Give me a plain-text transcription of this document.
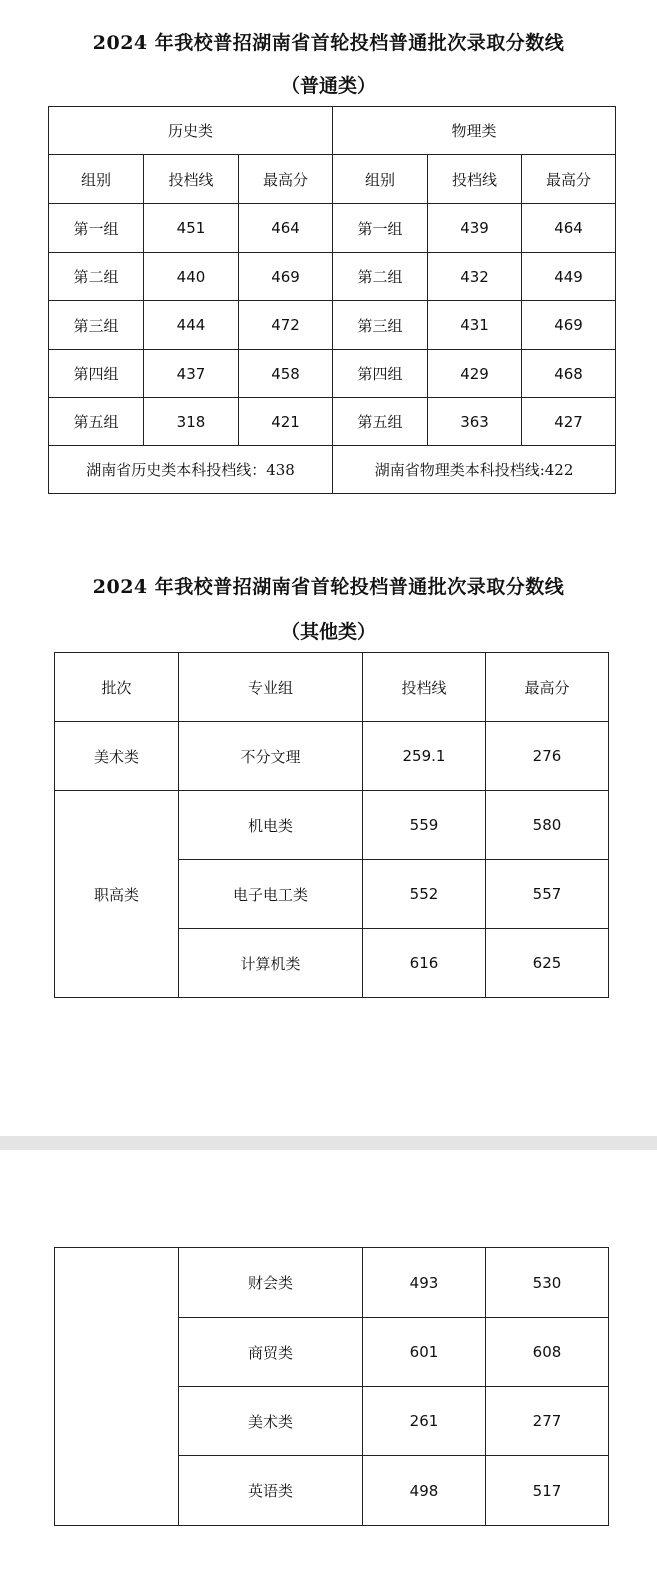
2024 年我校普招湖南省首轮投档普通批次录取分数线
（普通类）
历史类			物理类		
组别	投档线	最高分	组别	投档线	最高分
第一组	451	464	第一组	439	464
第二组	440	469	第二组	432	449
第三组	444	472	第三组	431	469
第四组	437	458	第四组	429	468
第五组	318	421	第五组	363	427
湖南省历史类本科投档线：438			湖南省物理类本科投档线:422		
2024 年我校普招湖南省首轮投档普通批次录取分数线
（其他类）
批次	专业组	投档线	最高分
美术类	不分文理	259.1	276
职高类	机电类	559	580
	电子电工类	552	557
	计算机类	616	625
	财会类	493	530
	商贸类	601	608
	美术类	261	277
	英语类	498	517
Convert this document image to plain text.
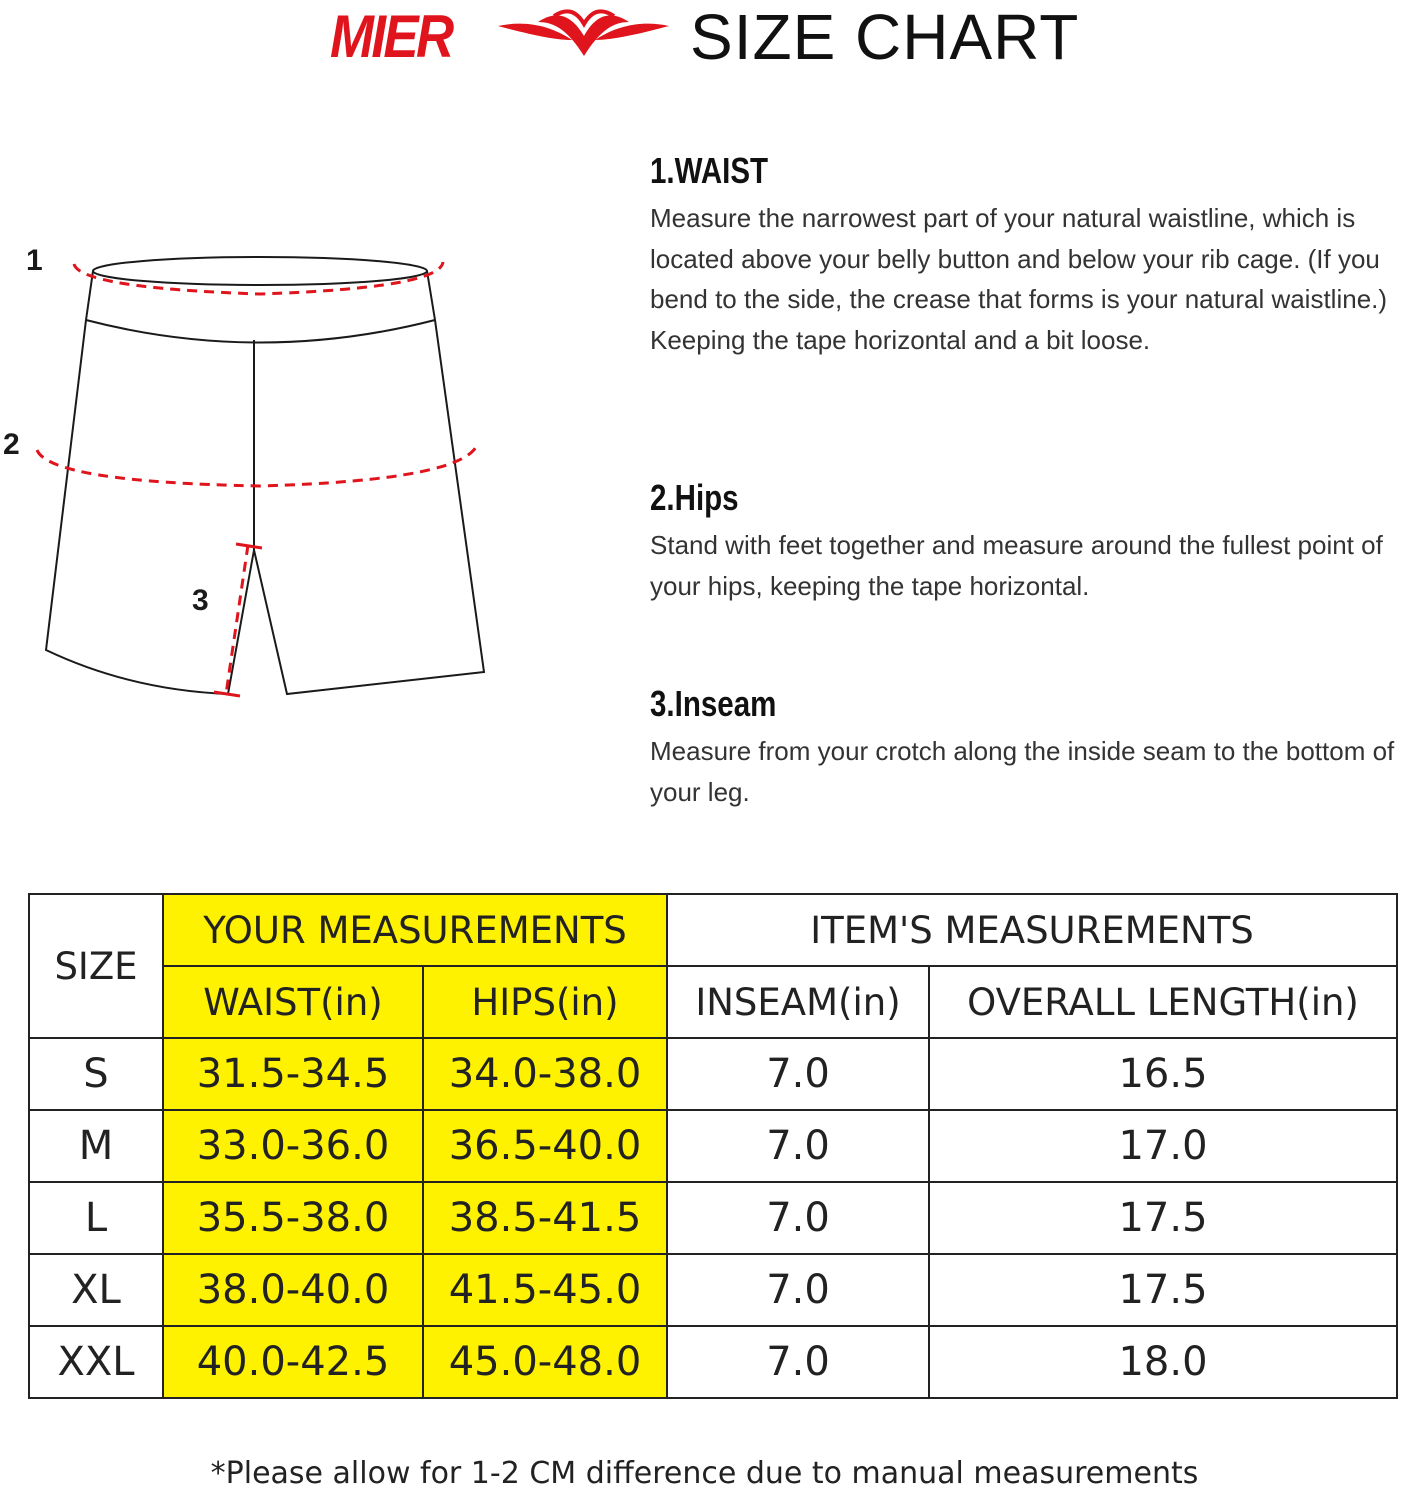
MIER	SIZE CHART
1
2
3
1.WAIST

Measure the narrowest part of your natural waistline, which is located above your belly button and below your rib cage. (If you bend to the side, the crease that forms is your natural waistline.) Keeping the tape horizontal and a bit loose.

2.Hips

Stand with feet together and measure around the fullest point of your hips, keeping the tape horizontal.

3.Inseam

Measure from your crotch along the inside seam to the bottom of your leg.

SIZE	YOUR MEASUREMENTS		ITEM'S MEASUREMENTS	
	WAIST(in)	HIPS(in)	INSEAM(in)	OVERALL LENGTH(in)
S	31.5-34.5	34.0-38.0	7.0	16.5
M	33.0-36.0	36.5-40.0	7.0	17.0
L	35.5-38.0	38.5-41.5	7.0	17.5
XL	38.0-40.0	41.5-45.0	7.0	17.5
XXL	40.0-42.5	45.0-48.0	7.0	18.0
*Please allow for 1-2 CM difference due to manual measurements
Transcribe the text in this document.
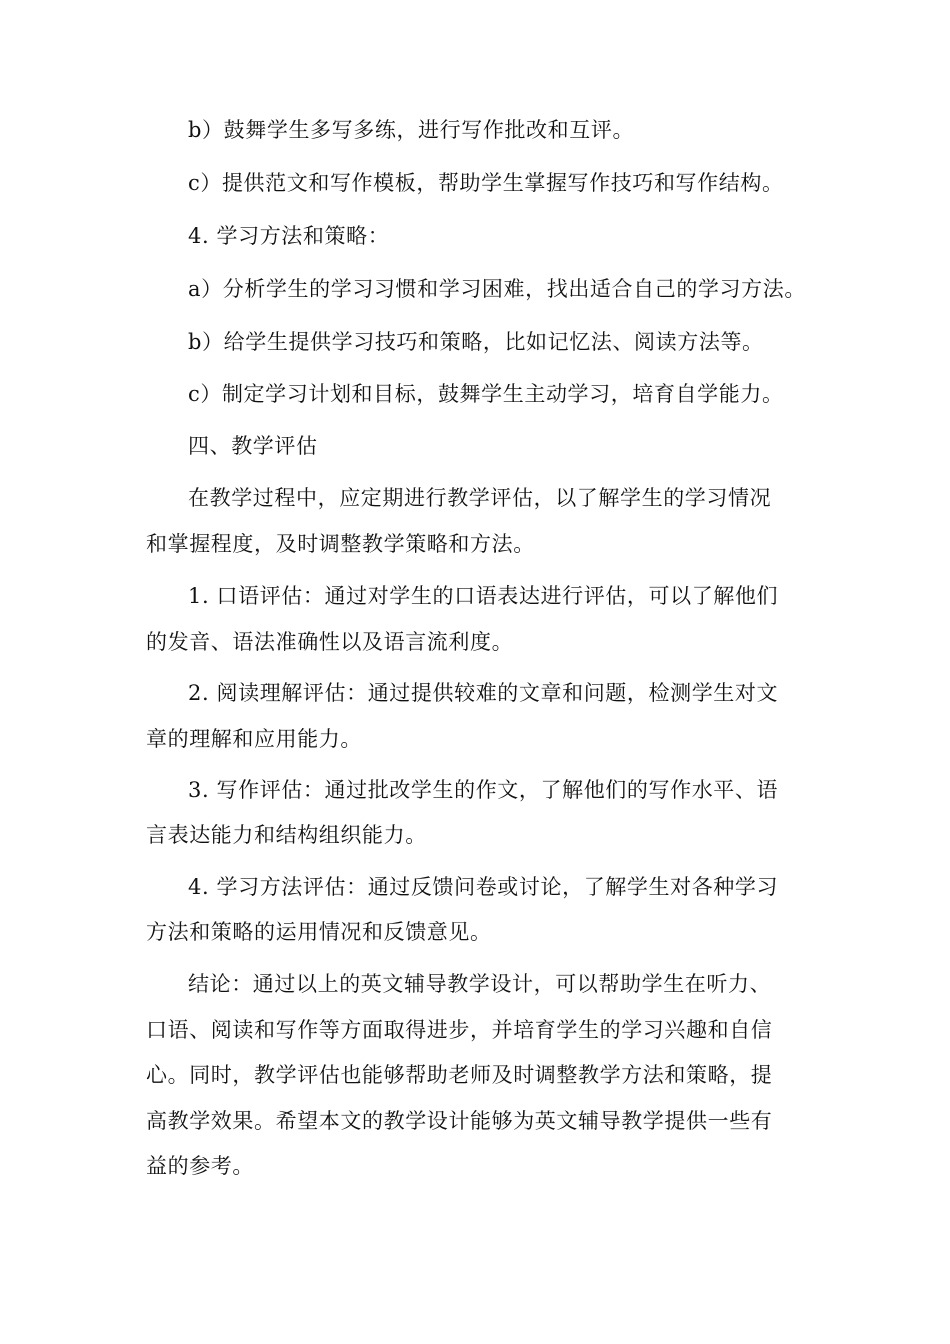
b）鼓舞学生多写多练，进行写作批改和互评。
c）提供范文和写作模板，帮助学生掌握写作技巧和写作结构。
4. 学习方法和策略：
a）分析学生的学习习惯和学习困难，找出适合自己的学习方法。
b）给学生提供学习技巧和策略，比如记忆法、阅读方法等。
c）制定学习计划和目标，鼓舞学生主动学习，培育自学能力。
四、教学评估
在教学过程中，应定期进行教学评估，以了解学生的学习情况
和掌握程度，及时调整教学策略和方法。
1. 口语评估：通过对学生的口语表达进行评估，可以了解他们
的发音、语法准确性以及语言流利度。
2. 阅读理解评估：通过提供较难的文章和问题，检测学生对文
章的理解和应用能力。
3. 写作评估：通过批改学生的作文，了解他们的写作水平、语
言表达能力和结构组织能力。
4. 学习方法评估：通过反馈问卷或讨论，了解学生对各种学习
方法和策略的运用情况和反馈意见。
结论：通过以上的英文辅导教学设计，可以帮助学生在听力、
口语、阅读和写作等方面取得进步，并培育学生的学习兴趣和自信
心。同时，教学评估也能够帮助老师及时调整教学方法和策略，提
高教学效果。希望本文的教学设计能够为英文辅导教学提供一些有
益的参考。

********

• **What the task asks**
Copy the records exactly as they appear, excluding images.

• **Final result**
Give me a plain-text transcription of this document.
2024 年我校普招湖南省首轮投档普通批次录取分数线
（普通类）
历史类			物理类		
组别	投档线	最高分	组别	投档线	最高分
第一组	451	464	第一组	439	464
第二组	440	469	第二组	432	449
第三组	444	472	第三组	431	469
第四组	437	458	第四组	429	468
第五组	318	421	第五组	363	427
湖南省历史类本科投档线：438			湖南省物理类本科投档线:422		
2024 年我校普招湖南省首轮投档普通批次录取分数线
（其他类）
批次	专业组	投档线	最高分
美术类	不分文理	259.1	276
职高类	机电类	559	580
	电子电工类	552	557
	计算机类	616	625
	财会类	493	530
	商贸类	601	608
	美术类	261	277
	英语类	498	517
Convert this document image to plain text.
MIER	SIZE CHART
1
2
3
1.WAIST

Measure the narrowest part of your natural waistline, which is located above your belly button and below your rib cage. (If you bend to the side, the crease that forms is your natural waistline.) Keeping the tape horizontal and a bit loose.

2.Hips

Stand with feet together and measure around the fullest point of your hips, keeping the tape horizontal.

3.Inseam

Measure from your crotch along the inside seam to the bottom of your leg.

SIZE	YOUR MEASUREMENTS		ITEM'S MEASUREMENTS	
	WAIST(in)	HIPS(in)	INSEAM(in)	OVERALL LENGTH(in)
S	31.5-34.5	34.0-38.0	7.0	16.5
M	33.0-36.0	36.5-40.0	7.0	17.0
L	35.5-38.0	38.5-41.5	7.0	17.5
XL	38.0-40.0	41.5-45.0	7.0	17.5
XXL	40.0-42.5	45.0-48.0	7.0	18.0
*Please allow for 1-2 CM difference due to manual measurements
Transcribe the text in this document.
b）鼓舞学生多写多练，进行写作批改和互评。
c）提供范文和写作模板，帮助学生掌握写作技巧和写作结构。
4. 学习方法和策略：
a）分析学生的学习习惯和学习困难，找出适合自己的学习方法。
b）给学生提供学习技巧和策略，比如记忆法、阅读方法等。
c）制定学习计划和目标，鼓舞学生主动学习，培育自学能力。
四、教学评估
在教学过程中，应定期进行教学评估，以了解学生的学习情况
和掌握程度，及时调整教学策略和方法。
1. 口语评估：通过对学生的口语表达进行评估，可以了解他们
的发音、语法准确性以及语言流利度。
2. 阅读理解评估：通过提供较难的文章和问题，检测学生对文
章的理解和应用能力。
3. 写作评估：通过批改学生的作文，了解他们的写作水平、语
言表达能力和结构组织能力。
4. 学习方法评估：通过反馈问卷或讨论，了解学生对各种学习
方法和策略的运用情况和反馈意见。
结论：通过以上的英文辅导教学设计，可以帮助学生在听力、
口语、阅读和写作等方面取得进步，并培育学生的学习兴趣和自信
心。同时，教学评估也能够帮助老师及时调整教学方法和策略，提
高教学效果。希望本文的教学设计能够为英文辅导教学提供一些有
益的参考。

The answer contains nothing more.